Element-and-box listings:

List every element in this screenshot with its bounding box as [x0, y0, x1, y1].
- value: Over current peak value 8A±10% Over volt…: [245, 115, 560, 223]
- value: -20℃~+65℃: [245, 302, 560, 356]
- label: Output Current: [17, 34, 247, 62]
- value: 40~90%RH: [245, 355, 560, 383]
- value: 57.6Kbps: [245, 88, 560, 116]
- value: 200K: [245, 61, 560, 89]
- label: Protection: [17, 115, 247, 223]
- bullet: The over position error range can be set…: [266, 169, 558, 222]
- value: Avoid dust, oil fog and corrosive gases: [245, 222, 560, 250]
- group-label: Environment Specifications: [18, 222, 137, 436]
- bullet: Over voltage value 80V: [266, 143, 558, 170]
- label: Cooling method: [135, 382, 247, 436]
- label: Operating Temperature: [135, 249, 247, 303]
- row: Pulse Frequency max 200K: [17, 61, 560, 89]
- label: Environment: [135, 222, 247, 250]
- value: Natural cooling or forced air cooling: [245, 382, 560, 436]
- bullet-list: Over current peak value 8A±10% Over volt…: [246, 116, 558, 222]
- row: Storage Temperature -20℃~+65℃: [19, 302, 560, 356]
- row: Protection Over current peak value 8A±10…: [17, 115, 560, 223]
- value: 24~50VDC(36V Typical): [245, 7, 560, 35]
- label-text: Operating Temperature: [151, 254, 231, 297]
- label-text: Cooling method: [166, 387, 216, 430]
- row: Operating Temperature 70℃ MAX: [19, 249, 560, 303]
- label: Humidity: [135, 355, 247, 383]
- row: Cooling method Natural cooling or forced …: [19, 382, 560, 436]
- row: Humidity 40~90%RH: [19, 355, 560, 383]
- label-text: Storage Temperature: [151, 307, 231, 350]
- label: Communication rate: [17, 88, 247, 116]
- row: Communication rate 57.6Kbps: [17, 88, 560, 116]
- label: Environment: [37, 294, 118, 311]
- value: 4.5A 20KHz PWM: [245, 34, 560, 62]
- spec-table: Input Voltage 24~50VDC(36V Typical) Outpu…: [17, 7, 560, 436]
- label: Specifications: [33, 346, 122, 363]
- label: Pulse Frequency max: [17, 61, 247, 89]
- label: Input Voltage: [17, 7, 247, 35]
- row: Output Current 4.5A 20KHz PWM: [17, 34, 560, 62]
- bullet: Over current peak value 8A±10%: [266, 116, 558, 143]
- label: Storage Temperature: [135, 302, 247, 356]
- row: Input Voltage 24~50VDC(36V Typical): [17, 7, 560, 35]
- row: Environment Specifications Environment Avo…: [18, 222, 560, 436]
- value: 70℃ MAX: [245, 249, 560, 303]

WHAT YOU WILL DO
Select each line above that includes the string "Typical".

SOLUTION TO THIS EXERCISE
- value: 24~50VDC(36V Typical): [245, 7, 560, 35]
- spec-table: Input Voltage 24~50VDC(36V Typical) Outpu…: [17, 7, 560, 436]
- row: Input Voltage 24~50VDC(36V Typical): [17, 7, 560, 35]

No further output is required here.